- _Goal_
Extract the records in full, leaving every picture out.

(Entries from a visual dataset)
================================

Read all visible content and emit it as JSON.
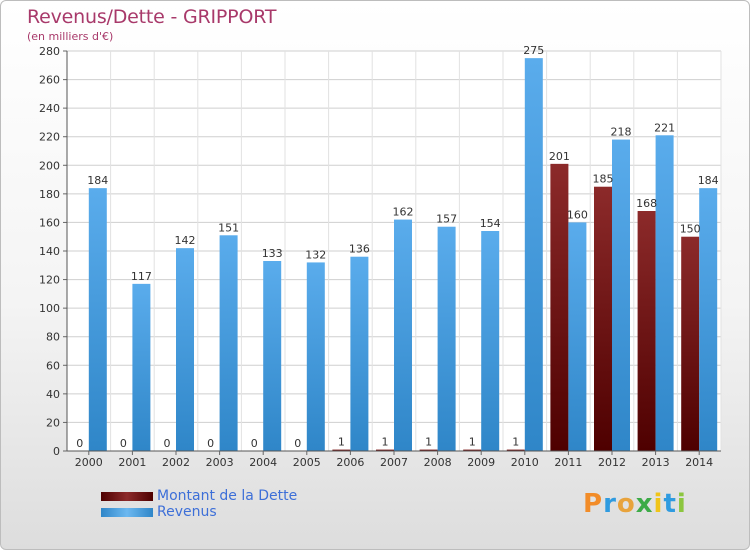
{
  "header": {
    "title": "Revenus/Dette - GRIPPORT",
    "subtitle": "(en milliers d'€)"
  },
  "brand": {
    "name": "Proxiti",
    "letter_colors": [
      "#f28c28",
      "#2f9be0",
      "#e8a33c",
      "#3dab48",
      "#f0c419",
      "#2f9be0",
      "#8cc63f"
    ]
  },
  "legend": {
    "items": [
      {
        "label": "Montant de la Dette",
        "color": "#6e0a0a"
      },
      {
        "label": "Revenus",
        "color": "#4aa3e8"
      }
    ]
  },
  "chart_data": {
    "type": "bar",
    "title": "Revenus/Dette - GRIPPORT",
    "subtitle": "(en milliers d'€)",
    "xlabel": "",
    "ylabel": "",
    "categories": [
      "2000",
      "2001",
      "2002",
      "2003",
      "2004",
      "2005",
      "2006",
      "2007",
      "2008",
      "2009",
      "2010",
      "2011",
      "2012",
      "2013",
      "2014"
    ],
    "series": [
      {
        "name": "Montant de la Dette",
        "color": "#6e0a0a",
        "values": [
          0,
          0,
          0,
          0,
          0,
          0,
          1,
          1,
          1,
          1,
          1,
          201,
          185,
          168,
          150
        ]
      },
      {
        "name": "Revenus",
        "color": "#4aa3e8",
        "values": [
          184,
          117,
          142,
          151,
          133,
          132,
          136,
          162,
          157,
          154,
          275,
          160,
          218,
          221,
          184
        ]
      }
    ],
    "ylim": [
      0,
      280
    ],
    "yticks": [
      0,
      20,
      40,
      60,
      80,
      100,
      120,
      140,
      160,
      180,
      200,
      220,
      240,
      260,
      280
    ],
    "grid": true,
    "legend_position": "bottom-left"
  }
}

================================

- _Result for this task_
Read all visible content and emit it as JSON.
{
  "header": {
    "title": "Revenus/Dette - GRIPPORT",
    "subtitle": "(en milliers d'€)"
  },
  "brand": {
    "name": "Proxiti",
    "letter_colors": [
      "#f28c28",
      "#2f9be0",
      "#e8a33c",
      "#3dab48",
      "#f0c419",
      "#2f9be0",
      "#8cc63f"
    ]
  },
  "legend": {
    "items": [
      {
        "label": "Montant de la Dette",
        "color": "#6e0a0a"
      },
      {
        "label": "Revenus",
        "color": "#4aa3e8"
      }
    ]
  },
  "chart_data": {
    "type": "bar",
    "title": "Revenus/Dette - GRIPPORT",
    "subtitle": "(en milliers d'€)",
    "xlabel": "",
    "ylabel": "",
    "categories": [
      "2000",
      "2001",
      "2002",
      "2003",
      "2004",
      "2005",
      "2006",
      "2007",
      "2008",
      "2009",
      "2010",
      "2011",
      "2012",
      "2013",
      "2014"
    ],
    "series": [
      {
        "name": "Montant de la Dette",
        "color": "#6e0a0a",
        "values": [
          0,
          0,
          0,
          0,
          0,
          0,
          1,
          1,
          1,
          1,
          1,
          201,
          185,
          168,
          150
        ]
      },
      {
        "name": "Revenus",
        "color": "#4aa3e8",
        "values": [
          184,
          117,
          142,
          151,
          133,
          132,
          136,
          162,
          157,
          154,
          275,
          160,
          218,
          221,
          184
        ]
      }
    ],
    "ylim": [
      0,
      280
    ],
    "yticks": [
      0,
      20,
      40,
      60,
      80,
      100,
      120,
      140,
      160,
      180,
      200,
      220,
      240,
      260,
      280
    ],
    "grid": true,
    "legend_position": "bottom-left"
  }
}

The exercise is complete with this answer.